• Given exercise:
Reproduce every line of the entries below word for word, leaving out the pictures.

• Stored rows:
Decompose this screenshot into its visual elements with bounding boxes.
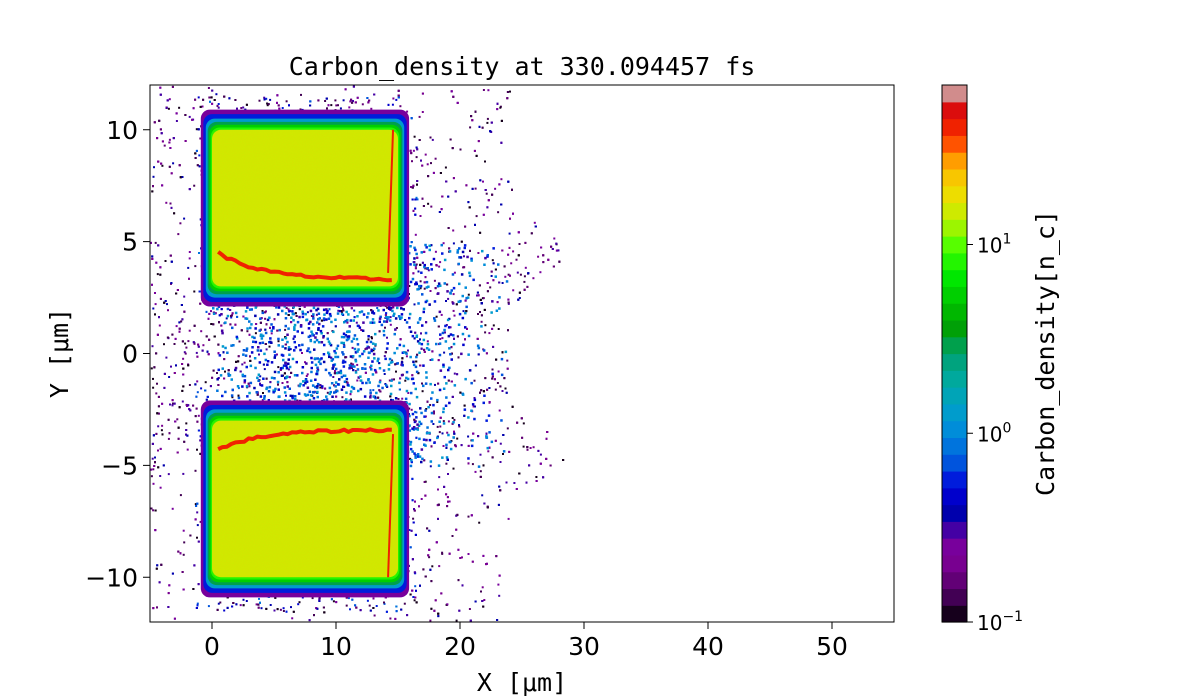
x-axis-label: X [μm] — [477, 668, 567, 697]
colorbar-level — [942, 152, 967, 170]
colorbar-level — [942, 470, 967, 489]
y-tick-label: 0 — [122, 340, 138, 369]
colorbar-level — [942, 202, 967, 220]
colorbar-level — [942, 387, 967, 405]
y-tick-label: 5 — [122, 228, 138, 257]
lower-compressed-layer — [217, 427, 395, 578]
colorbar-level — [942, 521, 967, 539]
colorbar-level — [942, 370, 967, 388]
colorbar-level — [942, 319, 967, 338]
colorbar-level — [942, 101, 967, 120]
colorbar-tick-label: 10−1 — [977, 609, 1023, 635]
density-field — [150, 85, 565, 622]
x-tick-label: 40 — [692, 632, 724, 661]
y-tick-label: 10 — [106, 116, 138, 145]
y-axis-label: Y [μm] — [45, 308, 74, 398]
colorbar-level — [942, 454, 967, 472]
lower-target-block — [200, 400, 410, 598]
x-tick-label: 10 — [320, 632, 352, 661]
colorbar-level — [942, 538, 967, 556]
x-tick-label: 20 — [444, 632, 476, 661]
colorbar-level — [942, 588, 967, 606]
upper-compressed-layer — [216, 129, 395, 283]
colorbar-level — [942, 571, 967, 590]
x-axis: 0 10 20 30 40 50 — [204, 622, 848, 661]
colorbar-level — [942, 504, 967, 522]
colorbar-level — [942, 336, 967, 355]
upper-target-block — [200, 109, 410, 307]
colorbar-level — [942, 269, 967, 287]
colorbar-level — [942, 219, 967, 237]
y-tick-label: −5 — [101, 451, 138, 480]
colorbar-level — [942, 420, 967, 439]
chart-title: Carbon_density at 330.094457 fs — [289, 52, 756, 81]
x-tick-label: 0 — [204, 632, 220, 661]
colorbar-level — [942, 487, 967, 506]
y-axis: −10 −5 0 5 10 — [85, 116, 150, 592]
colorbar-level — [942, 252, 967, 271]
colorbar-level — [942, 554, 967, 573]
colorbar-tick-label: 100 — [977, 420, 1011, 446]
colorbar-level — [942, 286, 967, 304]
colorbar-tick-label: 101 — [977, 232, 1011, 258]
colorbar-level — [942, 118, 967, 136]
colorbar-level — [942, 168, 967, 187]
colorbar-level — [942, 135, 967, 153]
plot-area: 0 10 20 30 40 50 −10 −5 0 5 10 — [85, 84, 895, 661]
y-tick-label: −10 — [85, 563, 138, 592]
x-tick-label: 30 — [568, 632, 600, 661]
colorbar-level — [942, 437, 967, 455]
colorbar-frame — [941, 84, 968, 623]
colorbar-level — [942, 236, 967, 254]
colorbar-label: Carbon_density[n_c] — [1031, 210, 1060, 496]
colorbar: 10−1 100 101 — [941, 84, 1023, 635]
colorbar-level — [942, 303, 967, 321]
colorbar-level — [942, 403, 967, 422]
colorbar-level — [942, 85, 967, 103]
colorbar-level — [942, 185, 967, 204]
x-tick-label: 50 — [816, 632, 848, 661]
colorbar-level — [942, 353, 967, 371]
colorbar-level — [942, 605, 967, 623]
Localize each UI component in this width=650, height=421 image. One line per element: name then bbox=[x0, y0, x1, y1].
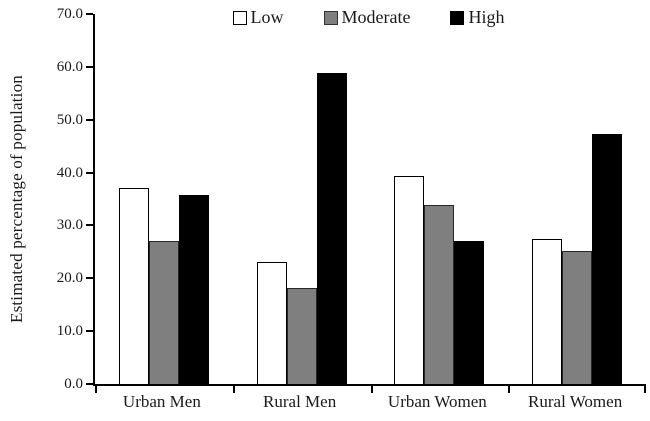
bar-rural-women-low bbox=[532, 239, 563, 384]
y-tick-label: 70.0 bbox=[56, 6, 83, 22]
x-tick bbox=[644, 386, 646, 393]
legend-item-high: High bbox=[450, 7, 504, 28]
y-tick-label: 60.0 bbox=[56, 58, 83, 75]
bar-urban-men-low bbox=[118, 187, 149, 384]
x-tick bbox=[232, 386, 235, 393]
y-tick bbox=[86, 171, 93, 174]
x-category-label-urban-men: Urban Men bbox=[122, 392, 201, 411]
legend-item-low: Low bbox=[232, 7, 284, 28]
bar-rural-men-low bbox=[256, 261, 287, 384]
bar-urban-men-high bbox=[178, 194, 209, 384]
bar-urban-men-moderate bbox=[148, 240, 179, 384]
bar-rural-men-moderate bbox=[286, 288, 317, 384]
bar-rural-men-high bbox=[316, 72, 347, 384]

• Completed task:
Decompose this screenshot into its visual elements with bounding boxes.
x-axis-label: X [μm] — [477, 668, 567, 697]
colorbar-level — [942, 152, 967, 170]
colorbar-level — [942, 470, 967, 489]
y-tick-label: 0 — [122, 340, 138, 369]
colorbar-level — [942, 202, 967, 220]
colorbar-level — [942, 387, 967, 405]
y-tick-label: 5 — [122, 228, 138, 257]
lower-compressed-layer — [217, 427, 395, 578]
colorbar-level — [942, 521, 967, 539]
colorbar-level — [942, 370, 967, 388]
colorbar-level — [942, 319, 967, 338]
colorbar-level — [942, 101, 967, 120]
colorbar-tick-label: 10−1 — [977, 609, 1023, 635]
density-field — [150, 85, 565, 622]
x-tick-label: 40 — [692, 632, 724, 661]
y-tick-label: 10 — [106, 116, 138, 145]
y-axis-label: Y [μm] — [45, 308, 74, 398]
colorbar-level — [942, 454, 967, 472]
lower-target-block — [200, 400, 410, 598]
x-tick-label: 10 — [320, 632, 352, 661]
colorbar-level — [942, 538, 967, 556]
x-tick-label: 20 — [444, 632, 476, 661]
colorbar-level — [942, 588, 967, 606]
upper-compressed-layer — [216, 129, 395, 283]
colorbar-level — [942, 571, 967, 590]
x-axis: 0 10 20 30 40 50 — [204, 622, 848, 661]
colorbar-level — [942, 504, 967, 522]
colorbar-level — [942, 336, 967, 355]
upper-target-block — [200, 109, 410, 307]
colorbar-level — [942, 269, 967, 287]
colorbar-level — [942, 219, 967, 237]
y-tick-label: −5 — [101, 451, 138, 480]
colorbar-level — [942, 420, 967, 439]
chart-title: Carbon_density at 330.094457 fs — [289, 52, 756, 81]
x-tick-label: 0 — [204, 632, 220, 661]
colorbar-level — [942, 487, 967, 506]
y-axis: −10 −5 0 5 10 — [85, 116, 150, 592]
colorbar-level — [942, 252, 967, 271]
colorbar-level — [942, 554, 967, 573]
colorbar-tick-label: 100 — [977, 420, 1011, 446]
colorbar-level — [942, 286, 967, 304]
colorbar-tick-label: 101 — [977, 232, 1011, 258]
colorbar-level — [942, 118, 967, 136]
colorbar-level — [942, 168, 967, 187]
colorbar-level — [942, 135, 967, 153]
plot-area: 0 10 20 30 40 50 −10 −5 0 5 10 — [85, 84, 895, 661]
y-tick-label: −10 — [85, 563, 138, 592]
x-tick-label: 30 — [568, 632, 600, 661]
colorbar-level — [942, 437, 967, 455]
colorbar-frame — [941, 84, 968, 623]
colorbar-level — [942, 236, 967, 254]
colorbar-label: Carbon_density[n_c] — [1031, 210, 1060, 496]
colorbar: 10−1 100 101 — [941, 84, 1023, 635]
colorbar-level — [942, 303, 967, 321]
colorbar-level — [942, 403, 967, 422]
colorbar-level — [942, 85, 967, 103]
colorbar-level — [942, 185, 967, 204]
x-tick-label: 50 — [816, 632, 848, 661]
colorbar-level — [942, 353, 967, 371]
colorbar-level — [942, 605, 967, 623]
Localize each UI component in this width=650, height=421 image. One line per element: name then bbox=[x0, y0, x1, y1].
bar-rural-women-low bbox=[532, 239, 563, 384]
y-tick-label: 70.0 bbox=[56, 6, 83, 22]
x-tick bbox=[644, 386, 646, 393]
legend-item-high: High bbox=[450, 7, 504, 28]
y-tick-label: 60.0 bbox=[56, 58, 83, 75]
bar-urban-men-low bbox=[118, 187, 149, 384]
x-tick bbox=[232, 386, 235, 393]
y-tick bbox=[86, 171, 93, 174]
x-category-label-urban-men: Urban Men bbox=[122, 392, 201, 411]
legend-item-low: Low bbox=[232, 7, 284, 28]
bar-rural-men-low bbox=[256, 261, 287, 384]
bar-urban-men-high bbox=[178, 194, 209, 384]
bar-urban-men-moderate bbox=[148, 240, 179, 384]
bar-rural-men-moderate bbox=[286, 288, 317, 384]
bar-rural-men-high bbox=[316, 72, 347, 384]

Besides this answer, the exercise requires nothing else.